[START SUPPLIED RECORDS]

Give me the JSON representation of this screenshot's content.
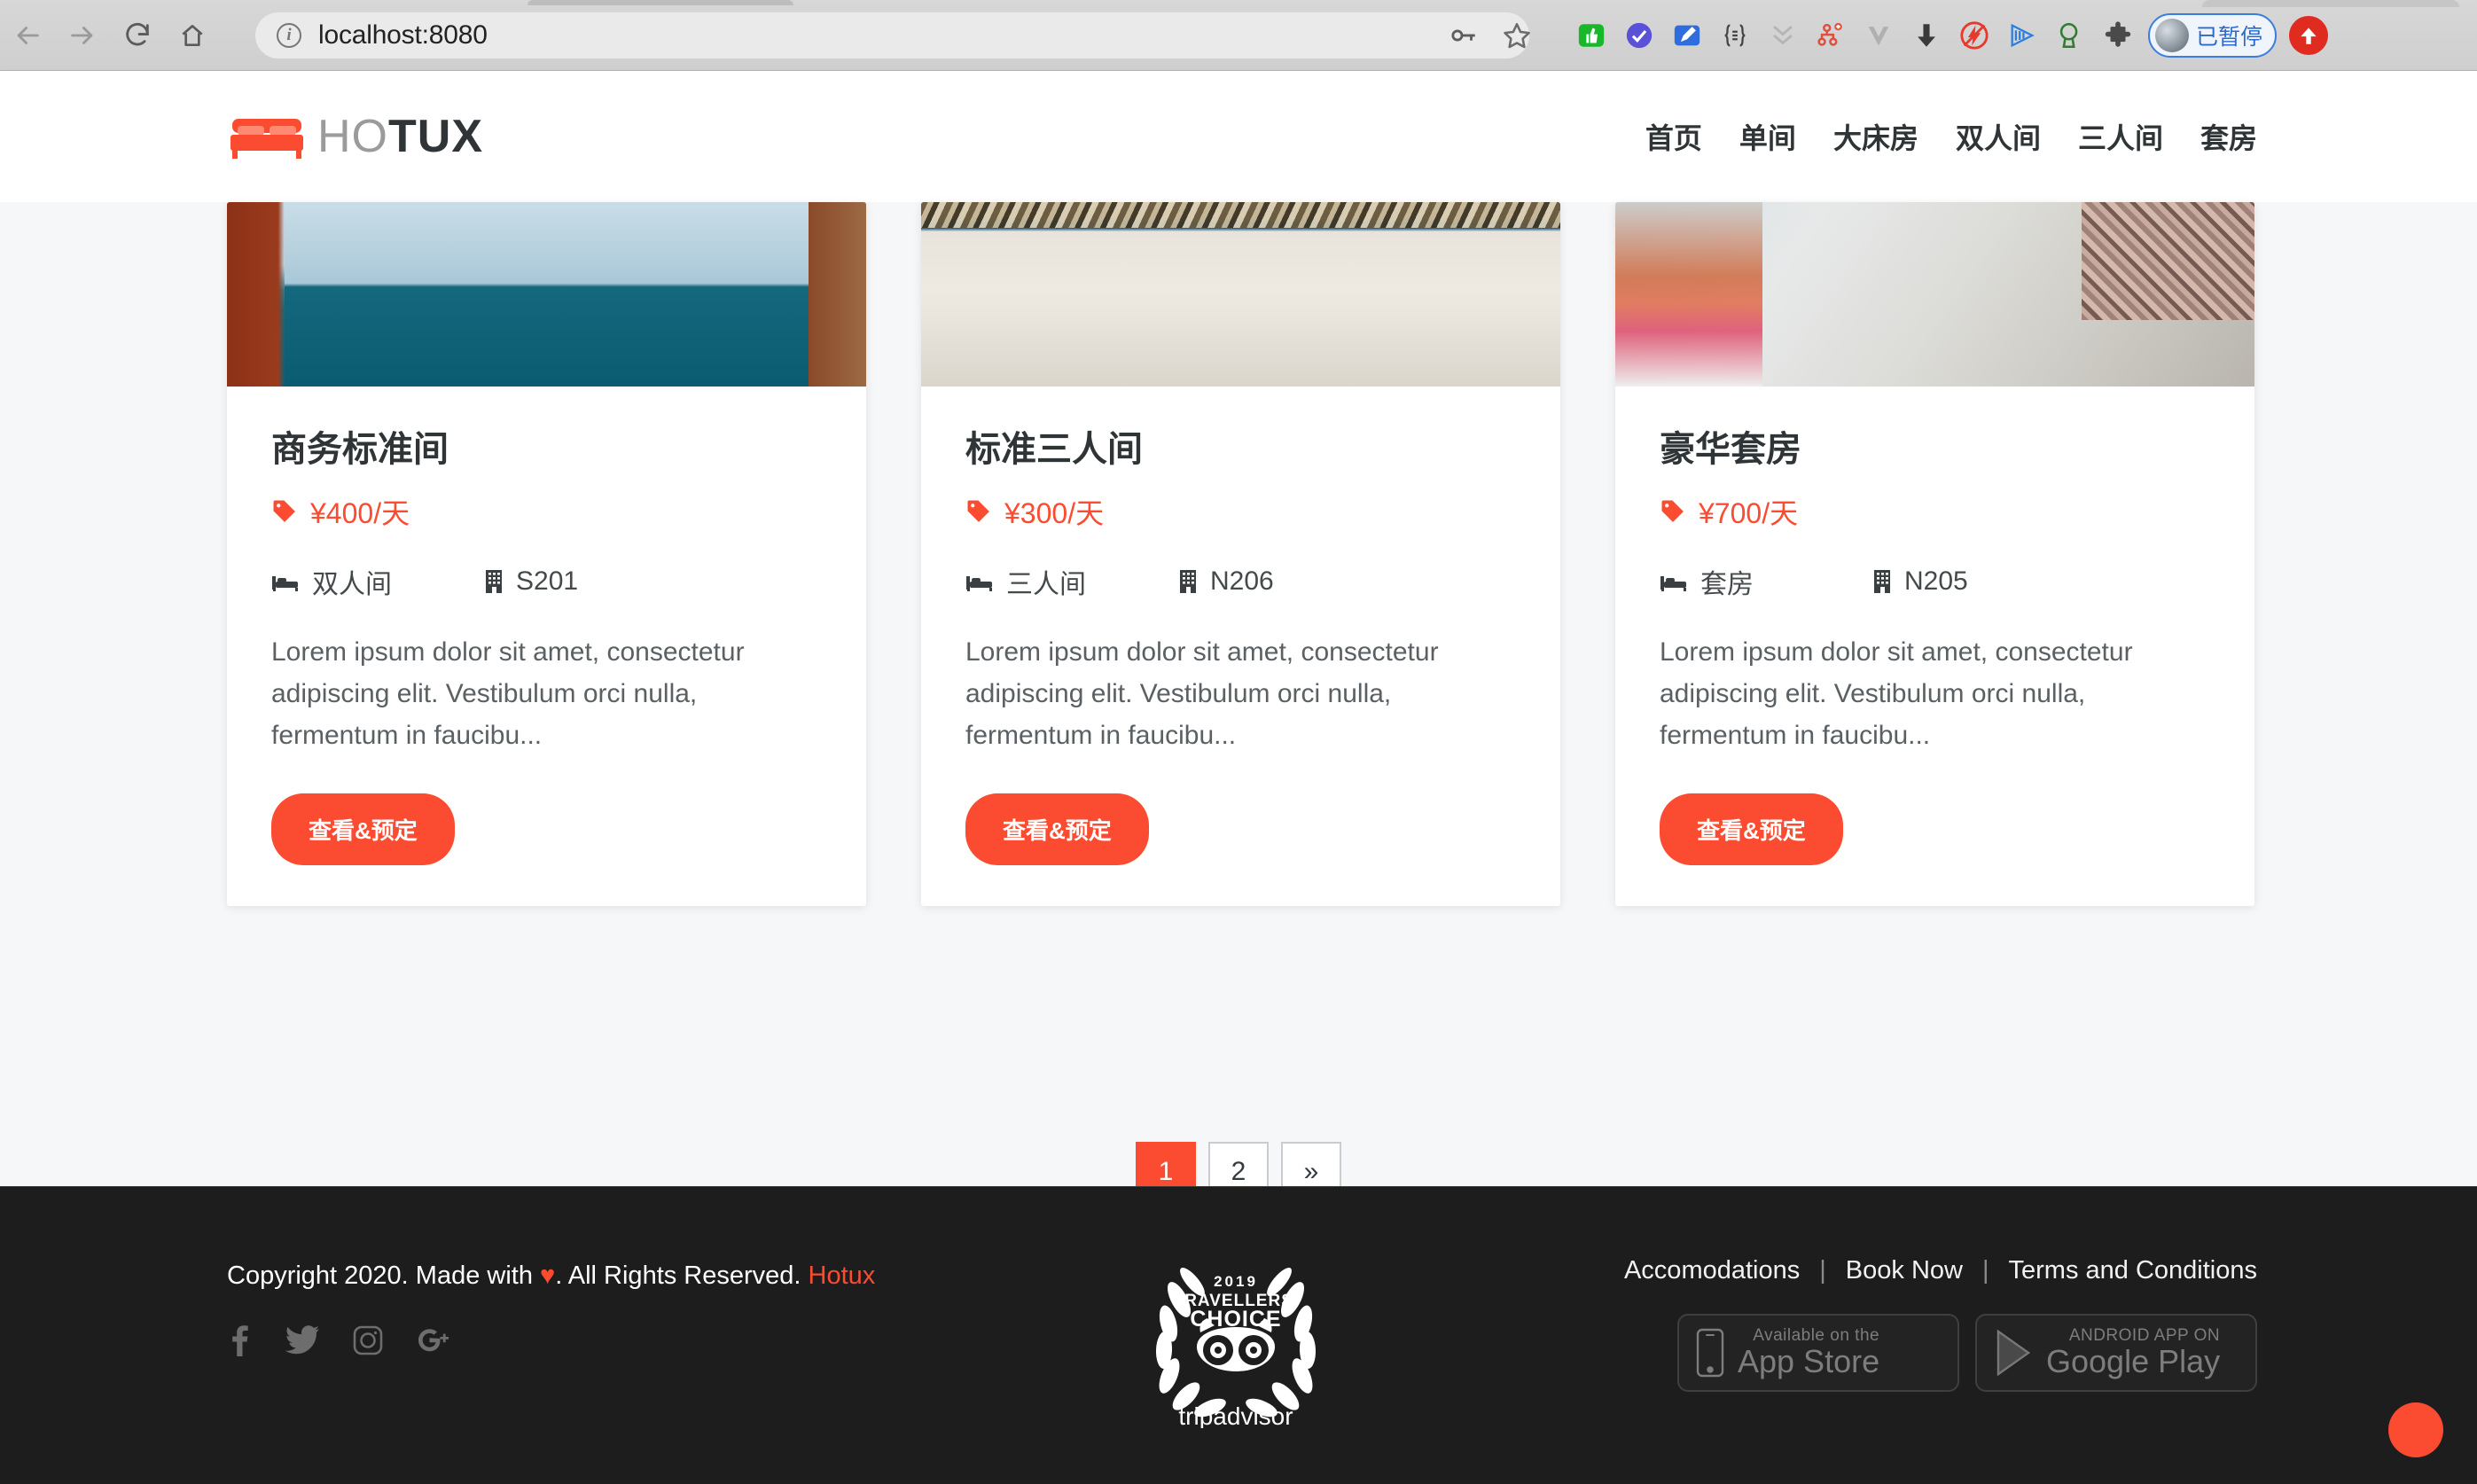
{
  "browser": {
    "back_icon": "back-arrow-icon",
    "forward_icon": "forward-arrow-icon",
    "reload_icon": "reload-icon",
    "home_icon": "home-icon",
    "url": "localhost:8080",
    "info_icon": "info-circle-icon",
    "key_icon": "key-icon",
    "star_icon": "star-icon",
    "extensions": [
      "green-thumb-icon",
      "purple-check-icon",
      "blue-pen-icon",
      "braces-icon",
      "grey-chevron-icon",
      "red-node-icon",
      "grey-v-icon",
      "download-arrow-icon",
      "red-flash-icon",
      "blue-play-icon",
      "green-search-icon",
      "puzzle-icon"
    ],
    "profile_paused_label": "已暂停",
    "profile_badge_icon": "up-arrow-badge-icon"
  },
  "header": {
    "logo_icon": "bed-logo-icon",
    "logo_light": "HO",
    "logo_dark": "TUX",
    "nav": [
      {
        "label": "首页"
      },
      {
        "label": "单间"
      },
      {
        "label": "大床房"
      },
      {
        "label": "双人间"
      },
      {
        "label": "三人间"
      },
      {
        "label": "套房"
      }
    ]
  },
  "rooms": [
    {
      "image": "room-photo-teal-bed",
      "title": "商务标准间",
      "price": "¥400/天",
      "price_icon": "price-tag-icon",
      "bed_icon": "bed-icon",
      "bed_type": "双人间",
      "building_icon": "building-icon",
      "room_no": "S201",
      "description": "Lorem ipsum dolor sit amet, consectetur adipiscing elit. Vestibulum orci nulla, fermentum in faucibu...",
      "button": "查看&预定"
    },
    {
      "image": "room-photo-beige-bed",
      "title": "标准三人间",
      "price": "¥300/天",
      "price_icon": "price-tag-icon",
      "bed_icon": "bed-icon",
      "bed_type": "三人间",
      "building_icon": "building-icon",
      "room_no": "N206",
      "description": "Lorem ipsum dolor sit amet, consectetur adipiscing elit. Vestibulum orci nulla, fermentum in faucibu...",
      "button": "查看&预定"
    },
    {
      "image": "room-photo-suite-bed",
      "title": "豪华套房",
      "price": "¥700/天",
      "price_icon": "price-tag-icon",
      "bed_icon": "bed-icon",
      "bed_type": "套房",
      "building_icon": "building-icon",
      "room_no": "N205",
      "description": "Lorem ipsum dolor sit amet, consectetur adipiscing elit. Vestibulum orci nulla, fermentum in faucibu...",
      "button": "查看&预定"
    }
  ],
  "pagination": {
    "items": [
      {
        "label": "1",
        "active": true
      },
      {
        "label": "2",
        "active": false
      },
      {
        "label": "»",
        "active": false
      }
    ]
  },
  "footer": {
    "copyright_pre": "Copyright 2020. Made with ",
    "heart": "♥",
    "copyright_post": ". All Rights Reserved. ",
    "brand": "Hotux",
    "socials": [
      {
        "name": "facebook-icon"
      },
      {
        "name": "twitter-icon"
      },
      {
        "name": "instagram-icon"
      },
      {
        "name": "google-plus-icon"
      }
    ],
    "badge": {
      "year": "2019",
      "line1": "TRAVELLERS'",
      "line2": "CHOICE",
      "brand": "tripadvisor",
      "icon": "tripadvisor-owl-icon"
    },
    "links": [
      {
        "label": "Accomodations"
      },
      {
        "label": "Book Now"
      },
      {
        "label": "Terms and Conditions"
      }
    ],
    "separator": "|",
    "app_store": {
      "small": "Available on the",
      "big": "App Store",
      "icon": "iphone-icon"
    },
    "google_play": {
      "small": "ANDROID APP ON",
      "big": "Google Play",
      "icon": "play-triangle-icon"
    }
  },
  "colors": {
    "accent": "#fb4b30",
    "dark": "#1d1d1d",
    "text": "#2f3437"
  }
}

[END SUPPLIED RECORDS]

#### [WRITTEN INSTRUCTION]
Retype all the records shown above, character for character. Omit every picture.

#### [ANSWER TO THIS TASK]
Give me the JSON representation of this screenshot's content.
{
  "browser": {
    "back_icon": "back-arrow-icon",
    "forward_icon": "forward-arrow-icon",
    "reload_icon": "reload-icon",
    "home_icon": "home-icon",
    "url": "localhost:8080",
    "info_icon": "info-circle-icon",
    "key_icon": "key-icon",
    "star_icon": "star-icon",
    "extensions": [
      "green-thumb-icon",
      "purple-check-icon",
      "blue-pen-icon",
      "braces-icon",
      "grey-chevron-icon",
      "red-node-icon",
      "grey-v-icon",
      "download-arrow-icon",
      "red-flash-icon",
      "blue-play-icon",
      "green-search-icon",
      "puzzle-icon"
    ],
    "profile_paused_label": "已暂停",
    "profile_badge_icon": "up-arrow-badge-icon"
  },
  "header": {
    "logo_icon": "bed-logo-icon",
    "logo_light": "HO",
    "logo_dark": "TUX",
    "nav": [
      {
        "label": "首页"
      },
      {
        "label": "单间"
      },
      {
        "label": "大床房"
      },
      {
        "label": "双人间"
      },
      {
        "label": "三人间"
      },
      {
        "label": "套房"
      }
    ]
  },
  "rooms": [
    {
      "image": "room-photo-teal-bed",
      "title": "商务标准间",
      "price": "¥400/天",
      "price_icon": "price-tag-icon",
      "bed_icon": "bed-icon",
      "bed_type": "双人间",
      "building_icon": "building-icon",
      "room_no": "S201",
      "description": "Lorem ipsum dolor sit amet, consectetur adipiscing elit. Vestibulum orci nulla, fermentum in faucibu...",
      "button": "查看&预定"
    },
    {
      "image": "room-photo-beige-bed",
      "title": "标准三人间",
      "price": "¥300/天",
      "price_icon": "price-tag-icon",
      "bed_icon": "bed-icon",
      "bed_type": "三人间",
      "building_icon": "building-icon",
      "room_no": "N206",
      "description": "Lorem ipsum dolor sit amet, consectetur adipiscing elit. Vestibulum orci nulla, fermentum in faucibu...",
      "button": "查看&预定"
    },
    {
      "image": "room-photo-suite-bed",
      "title": "豪华套房",
      "price": "¥700/天",
      "price_icon": "price-tag-icon",
      "bed_icon": "bed-icon",
      "bed_type": "套房",
      "building_icon": "building-icon",
      "room_no": "N205",
      "description": "Lorem ipsum dolor sit amet, consectetur adipiscing elit. Vestibulum orci nulla, fermentum in faucibu...",
      "button": "查看&预定"
    }
  ],
  "pagination": {
    "items": [
      {
        "label": "1",
        "active": true
      },
      {
        "label": "2",
        "active": false
      },
      {
        "label": "»",
        "active": false
      }
    ]
  },
  "footer": {
    "copyright_pre": "Copyright 2020. Made with ",
    "heart": "♥",
    "copyright_post": ". All Rights Reserved. ",
    "brand": "Hotux",
    "socials": [
      {
        "name": "facebook-icon"
      },
      {
        "name": "twitter-icon"
      },
      {
        "name": "instagram-icon"
      },
      {
        "name": "google-plus-icon"
      }
    ],
    "badge": {
      "year": "2019",
      "line1": "TRAVELLERS'",
      "line2": "CHOICE",
      "brand": "tripadvisor",
      "icon": "tripadvisor-owl-icon"
    },
    "links": [
      {
        "label": "Accomodations"
      },
      {
        "label": "Book Now"
      },
      {
        "label": "Terms and Conditions"
      }
    ],
    "separator": "|",
    "app_store": {
      "small": "Available on the",
      "big": "App Store",
      "icon": "iphone-icon"
    },
    "google_play": {
      "small": "ANDROID APP ON",
      "big": "Google Play",
      "icon": "play-triangle-icon"
    }
  },
  "colors": {
    "accent": "#fb4b30",
    "dark": "#1d1d1d",
    "text": "#2f3437"
  }
}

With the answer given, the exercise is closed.